_THE PROBLEM_: Each record below should appear again exactly as written.

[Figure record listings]
########
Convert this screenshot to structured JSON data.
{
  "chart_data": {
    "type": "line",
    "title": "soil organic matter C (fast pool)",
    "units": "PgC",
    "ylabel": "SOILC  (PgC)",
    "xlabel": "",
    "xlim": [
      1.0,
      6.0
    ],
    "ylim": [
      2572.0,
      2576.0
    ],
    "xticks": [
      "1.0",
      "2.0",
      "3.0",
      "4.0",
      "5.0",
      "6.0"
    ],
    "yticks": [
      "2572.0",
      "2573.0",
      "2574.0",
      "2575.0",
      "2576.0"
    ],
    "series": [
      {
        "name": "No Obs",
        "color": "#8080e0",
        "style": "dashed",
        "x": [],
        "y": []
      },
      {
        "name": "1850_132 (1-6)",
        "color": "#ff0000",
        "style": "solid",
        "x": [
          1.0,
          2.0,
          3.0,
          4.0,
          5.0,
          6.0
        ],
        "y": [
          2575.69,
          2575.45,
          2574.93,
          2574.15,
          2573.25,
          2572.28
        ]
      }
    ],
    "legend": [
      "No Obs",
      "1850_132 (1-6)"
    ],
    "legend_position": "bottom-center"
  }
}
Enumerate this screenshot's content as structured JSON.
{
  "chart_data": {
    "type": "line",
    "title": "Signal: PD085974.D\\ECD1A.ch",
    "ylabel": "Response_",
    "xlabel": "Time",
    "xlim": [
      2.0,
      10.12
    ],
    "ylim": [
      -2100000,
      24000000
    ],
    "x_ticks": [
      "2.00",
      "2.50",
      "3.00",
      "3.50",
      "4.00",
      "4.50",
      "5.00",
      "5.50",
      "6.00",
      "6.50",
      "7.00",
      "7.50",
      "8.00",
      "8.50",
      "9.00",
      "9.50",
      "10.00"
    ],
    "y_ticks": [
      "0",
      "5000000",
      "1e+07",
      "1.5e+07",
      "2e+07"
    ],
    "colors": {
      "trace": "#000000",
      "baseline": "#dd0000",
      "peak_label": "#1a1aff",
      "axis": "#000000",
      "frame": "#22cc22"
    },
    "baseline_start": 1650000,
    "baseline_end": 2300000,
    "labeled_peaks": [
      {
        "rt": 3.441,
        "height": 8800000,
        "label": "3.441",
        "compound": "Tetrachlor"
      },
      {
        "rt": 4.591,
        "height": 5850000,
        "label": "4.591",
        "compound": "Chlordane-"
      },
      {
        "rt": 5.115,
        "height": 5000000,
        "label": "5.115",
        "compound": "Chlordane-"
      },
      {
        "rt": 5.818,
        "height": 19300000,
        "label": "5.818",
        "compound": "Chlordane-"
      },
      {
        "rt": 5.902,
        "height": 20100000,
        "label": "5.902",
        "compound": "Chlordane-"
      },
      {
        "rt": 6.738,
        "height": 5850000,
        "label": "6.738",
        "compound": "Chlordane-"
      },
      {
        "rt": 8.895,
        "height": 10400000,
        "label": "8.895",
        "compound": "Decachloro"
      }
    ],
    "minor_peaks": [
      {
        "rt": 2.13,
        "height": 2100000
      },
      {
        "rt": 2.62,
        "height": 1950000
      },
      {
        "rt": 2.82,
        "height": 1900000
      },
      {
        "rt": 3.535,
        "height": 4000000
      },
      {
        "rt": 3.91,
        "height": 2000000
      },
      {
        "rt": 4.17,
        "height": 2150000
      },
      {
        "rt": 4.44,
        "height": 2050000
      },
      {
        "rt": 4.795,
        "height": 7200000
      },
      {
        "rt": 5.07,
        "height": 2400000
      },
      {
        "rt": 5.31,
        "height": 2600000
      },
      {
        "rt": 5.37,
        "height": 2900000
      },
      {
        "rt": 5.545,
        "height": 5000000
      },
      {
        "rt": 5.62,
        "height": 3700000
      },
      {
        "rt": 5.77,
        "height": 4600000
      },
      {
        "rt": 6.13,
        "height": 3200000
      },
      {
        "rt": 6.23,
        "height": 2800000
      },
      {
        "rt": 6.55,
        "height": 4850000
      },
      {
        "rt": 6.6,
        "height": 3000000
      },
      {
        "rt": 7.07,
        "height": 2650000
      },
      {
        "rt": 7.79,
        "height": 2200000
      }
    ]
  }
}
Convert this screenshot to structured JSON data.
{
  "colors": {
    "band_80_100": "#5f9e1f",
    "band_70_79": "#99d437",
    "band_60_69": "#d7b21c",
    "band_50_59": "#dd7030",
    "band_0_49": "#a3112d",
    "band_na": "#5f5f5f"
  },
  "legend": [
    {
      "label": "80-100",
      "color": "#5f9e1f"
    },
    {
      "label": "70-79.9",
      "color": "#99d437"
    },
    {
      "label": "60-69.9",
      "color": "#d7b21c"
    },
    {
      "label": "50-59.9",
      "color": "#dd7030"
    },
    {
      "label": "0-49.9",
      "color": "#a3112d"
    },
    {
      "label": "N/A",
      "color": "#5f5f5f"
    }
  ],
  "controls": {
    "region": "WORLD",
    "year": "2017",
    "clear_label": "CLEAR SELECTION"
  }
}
########
_WRITTEN RESPONSE_:
Convert this screenshot to structured JSON data.
{
  "chart_data": {
    "type": "line",
    "title": "soil organic matter C (fast pool)",
    "units": "PgC",
    "ylabel": "SOILC  (PgC)",
    "xlabel": "",
    "xlim": [
      1.0,
      6.0
    ],
    "ylim": [
      2572.0,
      2576.0
    ],
    "xticks": [
      "1.0",
      "2.0",
      "3.0",
      "4.0",
      "5.0",
      "6.0"
    ],
    "yticks": [
      "2572.0",
      "2573.0",
      "2574.0",
      "2575.0",
      "2576.0"
    ],
    "series": [
      {
        "name": "No Obs",
        "color": "#8080e0",
        "style": "dashed",
        "x": [],
        "y": []
      },
      {
        "name": "1850_132 (1-6)",
        "color": "#ff0000",
        "style": "solid",
        "x": [
          1.0,
          2.0,
          3.0,
          4.0,
          5.0,
          6.0
        ],
        "y": [
          2575.69,
          2575.45,
          2574.93,
          2574.15,
          2573.25,
          2572.28
        ]
      }
    ],
    "legend": [
      "No Obs",
      "1850_132 (1-6)"
    ],
    "legend_position": "bottom-center"
  }
}
Enumerate this screenshot's content as structured JSON.
{
  "chart_data": {
    "type": "line",
    "title": "Signal: PD085974.D\\ECD1A.ch",
    "ylabel": "Response_",
    "xlabel": "Time",
    "xlim": [
      2.0,
      10.12
    ],
    "ylim": [
      -2100000,
      24000000
    ],
    "x_ticks": [
      "2.00",
      "2.50",
      "3.00",
      "3.50",
      "4.00",
      "4.50",
      "5.00",
      "5.50",
      "6.00",
      "6.50",
      "7.00",
      "7.50",
      "8.00",
      "8.50",
      "9.00",
      "9.50",
      "10.00"
    ],
    "y_ticks": [
      "0",
      "5000000",
      "1e+07",
      "1.5e+07",
      "2e+07"
    ],
    "colors": {
      "trace": "#000000",
      "baseline": "#dd0000",
      "peak_label": "#1a1aff",
      "axis": "#000000",
      "frame": "#22cc22"
    },
    "baseline_start": 1650000,
    "baseline_end": 2300000,
    "labeled_peaks": [
      {
        "rt": 3.441,
        "height": 8800000,
        "label": "3.441",
        "compound": "Tetrachlor"
      },
      {
        "rt": 4.591,
        "height": 5850000,
        "label": "4.591",
        "compound": "Chlordane-"
      },
      {
        "rt": 5.115,
        "height": 5000000,
        "label": "5.115",
        "compound": "Chlordane-"
      },
      {
        "rt": 5.818,
        "height": 19300000,
        "label": "5.818",
        "compound": "Chlordane-"
      },
      {
        "rt": 5.902,
        "height": 20100000,
        "label": "5.902",
        "compound": "Chlordane-"
      },
      {
        "rt": 6.738,
        "height": 5850000,
        "label": "6.738",
        "compound": "Chlordane-"
      },
      {
        "rt": 8.895,
        "height": 10400000,
        "label": "8.895",
        "compound": "Decachloro"
      }
    ],
    "minor_peaks": [
      {
        "rt": 2.13,
        "height": 2100000
      },
      {
        "rt": 2.62,
        "height": 1950000
      },
      {
        "rt": 2.82,
        "height": 1900000
      },
      {
        "rt": 3.535,
        "height": 4000000
      },
      {
        "rt": 3.91,
        "height": 2000000
      },
      {
        "rt": 4.17,
        "height": 2150000
      },
      {
        "rt": 4.44,
        "height": 2050000
      },
      {
        "rt": 4.795,
        "height": 7200000
      },
      {
        "rt": 5.07,
        "height": 2400000
      },
      {
        "rt": 5.31,
        "height": 2600000
      },
      {
        "rt": 5.37,
        "height": 2900000
      },
      {
        "rt": 5.545,
        "height": 5000000
      },
      {
        "rt": 5.62,
        "height": 3700000
      },
      {
        "rt": 5.77,
        "height": 4600000
      },
      {
        "rt": 6.13,
        "height": 3200000
      },
      {
        "rt": 6.23,
        "height": 2800000
      },
      {
        "rt": 6.55,
        "height": 4850000
      },
      {
        "rt": 6.6,
        "height": 3000000
      },
      {
        "rt": 7.07,
        "height": 2650000
      },
      {
        "rt": 7.79,
        "height": 2200000
      }
    ]
  }
}
Convert this screenshot to structured JSON data.
{
  "colors": {
    "band_80_100": "#5f9e1f",
    "band_70_79": "#99d437",
    "band_60_69": "#d7b21c",
    "band_50_59": "#dd7030",
    "band_0_49": "#a3112d",
    "band_na": "#5f5f5f"
  },
  "legend": [
    {
      "label": "80-100",
      "color": "#5f9e1f"
    },
    {
      "label": "70-79.9",
      "color": "#99d437"
    },
    {
      "label": "60-69.9",
      "color": "#d7b21c"
    },
    {
      "label": "50-59.9",
      "color": "#dd7030"
    },
    {
      "label": "0-49.9",
      "color": "#a3112d"
    },
    {
      "label": "N/A",
      "color": "#5f5f5f"
    }
  ],
  "controls": {
    "region": "WORLD",
    "year": "2017",
    "clear_label": "CLEAR SELECTION"
  }
}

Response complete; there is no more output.